# What is being asked
Return all of the data exactly as given.

# Data to process
# # #

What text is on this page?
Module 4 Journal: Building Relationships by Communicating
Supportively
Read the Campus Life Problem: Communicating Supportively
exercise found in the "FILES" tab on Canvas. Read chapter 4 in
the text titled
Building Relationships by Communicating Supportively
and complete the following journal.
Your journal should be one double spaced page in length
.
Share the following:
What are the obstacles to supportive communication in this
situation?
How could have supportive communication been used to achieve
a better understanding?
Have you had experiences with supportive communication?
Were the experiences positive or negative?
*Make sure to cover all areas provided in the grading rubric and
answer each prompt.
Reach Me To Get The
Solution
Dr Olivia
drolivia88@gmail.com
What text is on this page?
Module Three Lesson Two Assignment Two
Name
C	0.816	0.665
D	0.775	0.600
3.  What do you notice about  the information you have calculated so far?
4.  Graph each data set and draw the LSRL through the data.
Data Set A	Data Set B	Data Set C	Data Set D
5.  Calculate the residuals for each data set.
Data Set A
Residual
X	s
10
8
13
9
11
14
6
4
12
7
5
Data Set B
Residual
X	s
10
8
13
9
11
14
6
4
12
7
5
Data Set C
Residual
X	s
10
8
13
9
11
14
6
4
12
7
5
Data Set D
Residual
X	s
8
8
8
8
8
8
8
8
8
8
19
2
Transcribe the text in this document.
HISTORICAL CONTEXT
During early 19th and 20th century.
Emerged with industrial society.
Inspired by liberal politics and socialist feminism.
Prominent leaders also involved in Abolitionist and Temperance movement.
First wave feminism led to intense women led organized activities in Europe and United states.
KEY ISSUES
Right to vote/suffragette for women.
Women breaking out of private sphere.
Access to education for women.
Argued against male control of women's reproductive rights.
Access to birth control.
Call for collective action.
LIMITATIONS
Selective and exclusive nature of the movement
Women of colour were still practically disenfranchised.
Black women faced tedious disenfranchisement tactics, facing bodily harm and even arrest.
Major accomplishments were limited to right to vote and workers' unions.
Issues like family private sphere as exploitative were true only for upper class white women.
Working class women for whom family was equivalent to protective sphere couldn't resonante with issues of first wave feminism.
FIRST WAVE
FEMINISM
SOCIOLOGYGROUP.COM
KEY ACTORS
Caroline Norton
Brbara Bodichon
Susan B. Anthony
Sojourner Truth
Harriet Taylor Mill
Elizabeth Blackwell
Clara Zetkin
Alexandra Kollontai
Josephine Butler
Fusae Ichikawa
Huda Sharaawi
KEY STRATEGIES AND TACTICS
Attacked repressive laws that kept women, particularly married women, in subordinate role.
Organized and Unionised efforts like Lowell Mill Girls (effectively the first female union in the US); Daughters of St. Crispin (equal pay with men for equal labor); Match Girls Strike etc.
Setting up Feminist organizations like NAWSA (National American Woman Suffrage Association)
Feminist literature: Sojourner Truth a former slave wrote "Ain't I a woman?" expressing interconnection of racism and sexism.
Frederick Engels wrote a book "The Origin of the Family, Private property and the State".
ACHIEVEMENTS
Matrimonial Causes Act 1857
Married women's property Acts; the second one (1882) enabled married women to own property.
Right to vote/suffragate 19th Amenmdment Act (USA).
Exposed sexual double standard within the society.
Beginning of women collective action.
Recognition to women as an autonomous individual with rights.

# # #

# Solved problem
What text is on this page?
Module 4 Journal: Building Relationships by Communicating
Supportively
Read the Campus Life Problem: Communicating Supportively
exercise found in the "FILES" tab on Canvas. Read chapter 4 in
the text titled
Building Relationships by Communicating Supportively
and complete the following journal.
Your journal should be one double spaced page in length
.
Share the following:
What are the obstacles to supportive communication in this
situation?
How could have supportive communication been used to achieve
a better understanding?
Have you had experiences with supportive communication?
Were the experiences positive or negative?
*Make sure to cover all areas provided in the grading rubric and
answer each prompt.
Reach Me To Get The
Solution
Dr Olivia
drolivia88@gmail.com
What text is on this page?
Module Three Lesson Two Assignment Two
Name
C	0.816	0.665
D	0.775	0.600
3.  What do you notice about  the information you have calculated so far?
4.  Graph each data set and draw the LSRL through the data.
Data Set A	Data Set B	Data Set C	Data Set D
5.  Calculate the residuals for each data set.
Data Set A
Residual
X	s
10
8
13
9
11
14
6
4
12
7
5
Data Set B
Residual
X	s
10
8
13
9
11
14
6
4
12
7
5
Data Set C
Residual
X	s
10
8
13
9
11
14
6
4
12
7
5
Data Set D
Residual
X	s
8
8
8
8
8
8
8
8
8
8
19
2
Transcribe the text in this document.
HISTORICAL CONTEXT
During early 19th and 20th century.
Emerged with industrial society.
Inspired by liberal politics and socialist feminism.
Prominent leaders also involved in Abolitionist and Temperance movement.
First wave feminism led to intense women led organized activities in Europe and United states.
KEY ISSUES
Right to vote/suffragette for women.
Women breaking out of private sphere.
Access to education for women.
Argued against male control of women's reproductive rights.
Access to birth control.
Call for collective action.
LIMITATIONS
Selective and exclusive nature of the movement
Women of colour were still practically disenfranchised.
Black women faced tedious disenfranchisement tactics, facing bodily harm and even arrest.
Major accomplishments were limited to right to vote and workers' unions.
Issues like family private sphere as exploitative were true only for upper class white women.
Working class women for whom family was equivalent to protective sphere couldn't resonante with issues of first wave feminism.
FIRST WAVE
FEMINISM
SOCIOLOGYGROUP.COM
KEY ACTORS
Caroline Norton
Brbara Bodichon
Susan B. Anthony
Sojourner Truth
Harriet Taylor Mill
Elizabeth Blackwell
Clara Zetkin
Alexandra Kollontai
Josephine Butler
Fusae Ichikawa
Huda Sharaawi
KEY STRATEGIES AND TACTICS
Attacked repressive laws that kept women, particularly married women, in subordinate role.
Organized and Unionised efforts like Lowell Mill Girls (effectively the first female union in the US); Daughters of St. Crispin (equal pay with men for equal labor); Match Girls Strike etc.
Setting up Feminist organizations like NAWSA (National American Woman Suffrage Association)
Feminist literature: Sojourner Truth a former slave wrote "Ain't I a woman?" expressing interconnection of racism and sexism.
Frederick Engels wrote a book "The Origin of the Family, Private property and the State".
ACHIEVEMENTS
Matrimonial Causes Act 1857
Married women's property Acts; the second one (1882) enabled married women to own property.
Right to vote/suffragate 19th Amenmdment Act (USA).
Exposed sexual double standard within the society.
Beginning of women collective action.
Recognition to women as an autonomous individual with rights.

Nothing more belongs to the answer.